TASKS TO PERFORM
[A] In the article about a new food-safety monitor, explain how the patch can check for bacteria without the product being unwrapped.
[B] According to the article on the new food-safety monitor, in which two foods did the monitor detect small amounts of E. coli and salmonella?
[C] Proceed with the article about the food-safety monitor, starting after its final sentence.

New Monitor Could Tell Immediately If Your Food Is Safe To Eat Or Not

Most of us worry about headlines that announce E. coli outbreaks in everything from lettuce to soy nut butter, or salmonella warnings about chicken salad or alfalfa sprouts. But help may be on the way: MedicalNewsToday reports that "scientists at McMaster University in Canada have developed a harmless see-through patch that could be used in food packaging to monitor contamination by bacteria without having to unwrap the product." The patch would send out a signal to be picked up by "a simple device or even a smartphone... and tell you if the food inside the packaging is safe to eat." The monitor was able to discern E. coli and salmonella (bacteria that can occur in raw or undercooked food) in small amounts in apple juice and meat.

RECORD EXTRACTS
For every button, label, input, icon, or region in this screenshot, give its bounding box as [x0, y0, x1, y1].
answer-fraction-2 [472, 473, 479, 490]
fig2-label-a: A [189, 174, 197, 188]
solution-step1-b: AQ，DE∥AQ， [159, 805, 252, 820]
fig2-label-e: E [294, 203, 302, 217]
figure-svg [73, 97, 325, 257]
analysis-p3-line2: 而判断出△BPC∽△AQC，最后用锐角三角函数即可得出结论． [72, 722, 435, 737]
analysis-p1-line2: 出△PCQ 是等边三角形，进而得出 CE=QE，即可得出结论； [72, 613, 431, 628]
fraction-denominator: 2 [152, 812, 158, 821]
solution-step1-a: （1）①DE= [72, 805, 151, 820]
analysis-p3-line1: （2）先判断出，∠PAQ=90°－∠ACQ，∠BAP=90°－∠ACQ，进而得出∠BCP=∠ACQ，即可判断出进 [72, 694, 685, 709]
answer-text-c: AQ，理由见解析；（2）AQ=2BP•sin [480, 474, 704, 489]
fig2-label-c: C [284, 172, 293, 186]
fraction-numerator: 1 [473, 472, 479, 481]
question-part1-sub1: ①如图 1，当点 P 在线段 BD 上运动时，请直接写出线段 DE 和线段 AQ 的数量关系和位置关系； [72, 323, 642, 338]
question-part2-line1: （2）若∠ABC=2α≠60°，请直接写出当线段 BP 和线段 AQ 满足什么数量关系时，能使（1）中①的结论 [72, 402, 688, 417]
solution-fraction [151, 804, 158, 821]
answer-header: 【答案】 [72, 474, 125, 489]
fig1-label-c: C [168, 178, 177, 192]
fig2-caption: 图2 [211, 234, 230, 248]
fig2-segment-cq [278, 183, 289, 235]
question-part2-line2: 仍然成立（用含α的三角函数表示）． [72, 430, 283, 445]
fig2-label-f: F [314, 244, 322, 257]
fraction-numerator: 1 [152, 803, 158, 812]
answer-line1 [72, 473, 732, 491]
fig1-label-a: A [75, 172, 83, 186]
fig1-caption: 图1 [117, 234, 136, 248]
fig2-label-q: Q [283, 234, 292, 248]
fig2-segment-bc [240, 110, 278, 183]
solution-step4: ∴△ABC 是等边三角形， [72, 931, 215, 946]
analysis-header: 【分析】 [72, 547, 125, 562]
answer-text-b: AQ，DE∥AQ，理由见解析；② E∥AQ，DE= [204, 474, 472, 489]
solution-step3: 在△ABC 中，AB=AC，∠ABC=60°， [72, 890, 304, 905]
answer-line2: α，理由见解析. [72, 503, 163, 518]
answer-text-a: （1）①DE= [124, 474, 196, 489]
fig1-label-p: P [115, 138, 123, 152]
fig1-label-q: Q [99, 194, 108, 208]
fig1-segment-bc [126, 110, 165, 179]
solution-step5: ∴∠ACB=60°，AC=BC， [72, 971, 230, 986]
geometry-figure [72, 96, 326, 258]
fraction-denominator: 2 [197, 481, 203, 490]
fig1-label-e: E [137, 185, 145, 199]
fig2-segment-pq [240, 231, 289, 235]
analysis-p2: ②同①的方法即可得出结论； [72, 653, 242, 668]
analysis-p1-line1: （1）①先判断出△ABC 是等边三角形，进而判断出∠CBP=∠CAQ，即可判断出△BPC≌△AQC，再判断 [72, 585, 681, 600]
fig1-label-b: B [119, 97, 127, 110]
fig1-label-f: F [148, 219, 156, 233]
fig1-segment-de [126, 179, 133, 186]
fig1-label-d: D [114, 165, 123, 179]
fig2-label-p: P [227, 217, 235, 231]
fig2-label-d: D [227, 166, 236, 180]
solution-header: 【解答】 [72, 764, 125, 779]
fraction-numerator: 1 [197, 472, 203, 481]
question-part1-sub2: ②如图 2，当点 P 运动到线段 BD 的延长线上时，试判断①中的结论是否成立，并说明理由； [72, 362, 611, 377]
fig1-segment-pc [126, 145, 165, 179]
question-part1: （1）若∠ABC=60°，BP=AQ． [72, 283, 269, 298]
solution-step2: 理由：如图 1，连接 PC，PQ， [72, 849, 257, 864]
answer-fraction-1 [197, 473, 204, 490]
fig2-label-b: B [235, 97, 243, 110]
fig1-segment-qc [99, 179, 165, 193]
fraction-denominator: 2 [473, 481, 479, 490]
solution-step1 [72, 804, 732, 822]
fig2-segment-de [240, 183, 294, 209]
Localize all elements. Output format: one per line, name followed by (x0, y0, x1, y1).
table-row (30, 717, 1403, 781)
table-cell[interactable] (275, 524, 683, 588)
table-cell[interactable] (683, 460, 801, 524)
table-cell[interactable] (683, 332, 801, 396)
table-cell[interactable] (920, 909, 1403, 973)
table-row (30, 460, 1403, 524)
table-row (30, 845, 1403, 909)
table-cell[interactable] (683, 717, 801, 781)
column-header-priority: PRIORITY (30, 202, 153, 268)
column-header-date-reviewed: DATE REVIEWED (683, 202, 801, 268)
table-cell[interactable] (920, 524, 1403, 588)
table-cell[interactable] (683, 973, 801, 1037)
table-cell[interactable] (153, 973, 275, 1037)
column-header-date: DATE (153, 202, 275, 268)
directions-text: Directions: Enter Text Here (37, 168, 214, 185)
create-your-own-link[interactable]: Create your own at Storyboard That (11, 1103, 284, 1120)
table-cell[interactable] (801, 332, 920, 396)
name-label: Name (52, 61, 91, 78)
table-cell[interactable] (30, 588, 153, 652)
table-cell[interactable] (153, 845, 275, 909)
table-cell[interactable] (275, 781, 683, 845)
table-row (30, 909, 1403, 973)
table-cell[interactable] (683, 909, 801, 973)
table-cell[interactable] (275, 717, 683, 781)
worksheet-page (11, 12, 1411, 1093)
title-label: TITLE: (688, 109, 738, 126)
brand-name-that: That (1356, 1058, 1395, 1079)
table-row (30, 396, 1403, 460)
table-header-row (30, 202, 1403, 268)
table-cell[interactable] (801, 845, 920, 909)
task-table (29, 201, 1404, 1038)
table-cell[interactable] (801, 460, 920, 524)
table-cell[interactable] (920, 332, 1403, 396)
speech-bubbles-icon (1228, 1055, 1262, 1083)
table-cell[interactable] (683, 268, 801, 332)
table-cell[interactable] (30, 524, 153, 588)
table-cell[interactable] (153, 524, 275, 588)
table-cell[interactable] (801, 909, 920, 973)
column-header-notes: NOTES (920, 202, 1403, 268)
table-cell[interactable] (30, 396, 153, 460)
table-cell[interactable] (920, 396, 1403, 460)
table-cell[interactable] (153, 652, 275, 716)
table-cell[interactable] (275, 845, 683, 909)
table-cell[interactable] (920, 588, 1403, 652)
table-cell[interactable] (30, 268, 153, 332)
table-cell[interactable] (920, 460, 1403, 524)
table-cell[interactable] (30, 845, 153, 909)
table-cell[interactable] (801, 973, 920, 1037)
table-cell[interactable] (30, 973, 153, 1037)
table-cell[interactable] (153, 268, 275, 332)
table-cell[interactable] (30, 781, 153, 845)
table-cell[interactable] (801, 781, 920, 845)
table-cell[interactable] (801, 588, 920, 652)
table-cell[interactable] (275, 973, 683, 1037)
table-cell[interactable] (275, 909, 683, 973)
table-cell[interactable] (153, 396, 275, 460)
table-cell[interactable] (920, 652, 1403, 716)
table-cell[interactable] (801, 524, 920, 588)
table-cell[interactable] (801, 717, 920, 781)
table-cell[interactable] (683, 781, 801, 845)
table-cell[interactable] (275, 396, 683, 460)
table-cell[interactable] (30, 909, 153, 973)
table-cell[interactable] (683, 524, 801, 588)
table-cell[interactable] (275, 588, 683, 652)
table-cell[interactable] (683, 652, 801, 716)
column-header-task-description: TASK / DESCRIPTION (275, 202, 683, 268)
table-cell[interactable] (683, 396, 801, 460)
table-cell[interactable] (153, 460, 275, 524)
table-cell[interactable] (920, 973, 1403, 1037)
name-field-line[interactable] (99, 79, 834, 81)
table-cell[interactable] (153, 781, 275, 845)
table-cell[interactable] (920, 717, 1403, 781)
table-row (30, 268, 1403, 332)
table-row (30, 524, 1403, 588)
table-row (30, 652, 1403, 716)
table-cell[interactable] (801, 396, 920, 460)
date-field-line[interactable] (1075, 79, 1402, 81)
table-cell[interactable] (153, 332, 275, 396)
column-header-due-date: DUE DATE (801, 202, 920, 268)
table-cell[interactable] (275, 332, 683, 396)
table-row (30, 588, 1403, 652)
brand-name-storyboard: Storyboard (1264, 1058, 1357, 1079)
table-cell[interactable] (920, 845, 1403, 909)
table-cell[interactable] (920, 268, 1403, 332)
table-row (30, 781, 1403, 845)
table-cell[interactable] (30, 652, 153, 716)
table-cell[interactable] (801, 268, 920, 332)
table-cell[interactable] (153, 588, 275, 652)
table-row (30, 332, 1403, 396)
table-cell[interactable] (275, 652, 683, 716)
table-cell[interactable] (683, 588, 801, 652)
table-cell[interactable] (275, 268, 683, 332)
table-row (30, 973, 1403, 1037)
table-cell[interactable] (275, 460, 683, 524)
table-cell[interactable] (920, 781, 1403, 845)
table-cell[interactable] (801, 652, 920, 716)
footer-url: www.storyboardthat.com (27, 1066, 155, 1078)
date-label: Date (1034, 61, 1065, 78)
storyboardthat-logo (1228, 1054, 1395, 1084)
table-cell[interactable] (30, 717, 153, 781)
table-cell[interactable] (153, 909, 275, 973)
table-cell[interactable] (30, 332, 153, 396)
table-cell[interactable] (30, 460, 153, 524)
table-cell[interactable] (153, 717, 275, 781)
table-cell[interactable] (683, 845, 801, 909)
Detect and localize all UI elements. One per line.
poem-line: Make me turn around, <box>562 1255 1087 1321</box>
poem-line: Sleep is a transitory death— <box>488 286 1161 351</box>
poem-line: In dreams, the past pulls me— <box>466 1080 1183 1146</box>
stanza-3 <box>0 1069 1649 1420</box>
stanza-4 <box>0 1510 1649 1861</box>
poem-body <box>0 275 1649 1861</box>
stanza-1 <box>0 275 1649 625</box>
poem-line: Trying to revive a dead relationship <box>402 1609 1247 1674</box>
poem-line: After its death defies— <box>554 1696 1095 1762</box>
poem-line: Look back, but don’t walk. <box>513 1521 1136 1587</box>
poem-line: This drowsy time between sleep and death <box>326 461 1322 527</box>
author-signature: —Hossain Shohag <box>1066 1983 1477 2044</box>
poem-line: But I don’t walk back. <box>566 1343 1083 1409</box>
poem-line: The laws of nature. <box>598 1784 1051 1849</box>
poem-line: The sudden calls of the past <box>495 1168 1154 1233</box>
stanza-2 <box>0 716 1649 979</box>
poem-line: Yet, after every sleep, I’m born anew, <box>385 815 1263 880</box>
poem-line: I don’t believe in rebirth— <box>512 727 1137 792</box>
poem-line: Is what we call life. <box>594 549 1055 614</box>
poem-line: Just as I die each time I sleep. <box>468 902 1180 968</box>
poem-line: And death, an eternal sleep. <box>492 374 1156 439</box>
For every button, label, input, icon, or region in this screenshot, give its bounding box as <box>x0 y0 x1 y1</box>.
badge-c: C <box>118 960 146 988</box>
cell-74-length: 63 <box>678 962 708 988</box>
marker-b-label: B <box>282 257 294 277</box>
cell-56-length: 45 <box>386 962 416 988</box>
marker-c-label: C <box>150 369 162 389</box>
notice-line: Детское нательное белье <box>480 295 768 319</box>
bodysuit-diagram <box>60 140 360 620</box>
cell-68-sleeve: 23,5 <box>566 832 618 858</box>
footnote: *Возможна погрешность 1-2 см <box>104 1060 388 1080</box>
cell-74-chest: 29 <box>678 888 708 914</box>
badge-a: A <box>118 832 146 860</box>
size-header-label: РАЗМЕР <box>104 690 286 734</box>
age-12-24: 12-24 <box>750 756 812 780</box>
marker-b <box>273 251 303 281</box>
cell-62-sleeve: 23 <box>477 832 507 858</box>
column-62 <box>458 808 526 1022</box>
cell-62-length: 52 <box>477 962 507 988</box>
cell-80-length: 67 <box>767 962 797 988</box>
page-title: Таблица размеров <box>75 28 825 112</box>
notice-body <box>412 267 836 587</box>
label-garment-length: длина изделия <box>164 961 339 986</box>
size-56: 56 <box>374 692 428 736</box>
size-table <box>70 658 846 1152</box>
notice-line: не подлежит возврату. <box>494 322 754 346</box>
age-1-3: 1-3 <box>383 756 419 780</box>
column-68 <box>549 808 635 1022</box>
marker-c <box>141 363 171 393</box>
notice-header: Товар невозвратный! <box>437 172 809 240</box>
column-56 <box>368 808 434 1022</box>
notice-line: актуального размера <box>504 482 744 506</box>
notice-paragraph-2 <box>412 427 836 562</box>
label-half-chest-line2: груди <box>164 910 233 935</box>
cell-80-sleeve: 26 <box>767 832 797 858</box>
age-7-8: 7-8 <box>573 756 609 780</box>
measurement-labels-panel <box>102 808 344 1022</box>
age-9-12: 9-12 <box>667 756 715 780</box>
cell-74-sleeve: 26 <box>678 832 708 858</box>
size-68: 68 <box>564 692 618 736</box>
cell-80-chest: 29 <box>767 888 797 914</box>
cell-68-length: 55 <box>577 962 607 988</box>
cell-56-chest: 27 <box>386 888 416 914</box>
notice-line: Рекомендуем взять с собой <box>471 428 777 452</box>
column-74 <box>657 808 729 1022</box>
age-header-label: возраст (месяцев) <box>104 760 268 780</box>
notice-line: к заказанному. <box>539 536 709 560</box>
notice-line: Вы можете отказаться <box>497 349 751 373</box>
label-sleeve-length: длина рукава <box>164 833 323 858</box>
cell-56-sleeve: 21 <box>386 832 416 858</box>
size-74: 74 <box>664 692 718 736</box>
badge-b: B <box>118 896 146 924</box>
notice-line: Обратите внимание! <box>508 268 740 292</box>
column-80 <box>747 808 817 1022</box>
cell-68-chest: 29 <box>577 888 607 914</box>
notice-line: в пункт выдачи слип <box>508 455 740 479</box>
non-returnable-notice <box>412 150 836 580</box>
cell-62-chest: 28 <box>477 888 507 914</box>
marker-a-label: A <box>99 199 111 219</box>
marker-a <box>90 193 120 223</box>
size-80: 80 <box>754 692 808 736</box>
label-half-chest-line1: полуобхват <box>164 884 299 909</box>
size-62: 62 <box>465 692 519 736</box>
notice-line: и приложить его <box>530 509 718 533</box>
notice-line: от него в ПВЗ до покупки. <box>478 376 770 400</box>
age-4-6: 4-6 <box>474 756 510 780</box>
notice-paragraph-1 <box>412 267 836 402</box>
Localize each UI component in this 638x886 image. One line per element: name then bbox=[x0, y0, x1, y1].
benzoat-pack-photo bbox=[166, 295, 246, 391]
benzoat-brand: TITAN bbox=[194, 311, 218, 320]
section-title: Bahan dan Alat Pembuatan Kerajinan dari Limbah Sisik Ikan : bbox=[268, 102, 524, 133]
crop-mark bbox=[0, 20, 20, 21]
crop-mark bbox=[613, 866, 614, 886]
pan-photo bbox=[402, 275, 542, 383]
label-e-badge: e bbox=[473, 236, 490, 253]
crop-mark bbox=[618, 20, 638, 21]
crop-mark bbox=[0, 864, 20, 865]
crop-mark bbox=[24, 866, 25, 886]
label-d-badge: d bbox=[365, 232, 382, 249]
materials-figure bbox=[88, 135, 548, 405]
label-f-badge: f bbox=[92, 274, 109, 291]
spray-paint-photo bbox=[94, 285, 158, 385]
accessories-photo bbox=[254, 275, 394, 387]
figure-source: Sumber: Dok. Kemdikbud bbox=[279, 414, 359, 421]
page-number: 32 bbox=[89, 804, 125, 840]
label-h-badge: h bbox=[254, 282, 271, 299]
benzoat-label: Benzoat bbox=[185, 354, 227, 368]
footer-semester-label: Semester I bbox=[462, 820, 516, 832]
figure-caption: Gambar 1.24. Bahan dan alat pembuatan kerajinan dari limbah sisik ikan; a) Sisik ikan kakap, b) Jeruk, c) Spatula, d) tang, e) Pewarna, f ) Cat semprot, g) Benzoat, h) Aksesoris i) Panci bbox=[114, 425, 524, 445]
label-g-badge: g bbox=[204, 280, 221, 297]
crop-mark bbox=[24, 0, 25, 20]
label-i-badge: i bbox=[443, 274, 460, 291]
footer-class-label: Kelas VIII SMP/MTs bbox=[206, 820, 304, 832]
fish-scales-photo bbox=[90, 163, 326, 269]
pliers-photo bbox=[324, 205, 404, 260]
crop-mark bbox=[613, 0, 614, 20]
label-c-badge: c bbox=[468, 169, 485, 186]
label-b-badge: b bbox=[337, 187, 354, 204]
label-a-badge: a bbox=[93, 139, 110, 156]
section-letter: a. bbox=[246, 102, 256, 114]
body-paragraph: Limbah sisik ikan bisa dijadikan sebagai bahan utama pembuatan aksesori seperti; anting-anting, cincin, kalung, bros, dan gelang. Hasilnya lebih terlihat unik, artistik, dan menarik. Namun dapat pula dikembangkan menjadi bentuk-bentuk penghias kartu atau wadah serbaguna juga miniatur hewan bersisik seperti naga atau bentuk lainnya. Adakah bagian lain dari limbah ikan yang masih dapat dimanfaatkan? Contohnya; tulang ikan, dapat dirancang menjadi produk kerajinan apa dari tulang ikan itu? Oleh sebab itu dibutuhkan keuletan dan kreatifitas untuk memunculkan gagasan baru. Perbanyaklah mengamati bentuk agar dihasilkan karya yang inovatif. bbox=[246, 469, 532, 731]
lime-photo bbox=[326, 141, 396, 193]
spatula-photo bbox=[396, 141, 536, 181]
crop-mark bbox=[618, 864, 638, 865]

EXPECTED RESPONSES
[A] The see-through patch is built into the food packaging and sends out a signal. A simple device or even a smartphone can pick up that signal and show whether the food inside is safe to eat, so the package never has to be opened.

[B] Apple juice and meat.

[C]
MedicalNewsToday describes the patch thusly: "The biosensing material described in the new study is made of tiny genetic probes attached to a 'thin, flexible, and transparent' polymer film. The probes contain DNA molecules that are specific to the target bacteria." One of the study scientists, Tohid F. Didar, told MNT that the patch would be easy to mass-produce because "the DNA molecules can be printed onto the film," so that "a food manufacturer could easily incorporate this into its production process." Sounds like this patch could be a lot more effective than those seemingly random expired-by dates currently posted on food.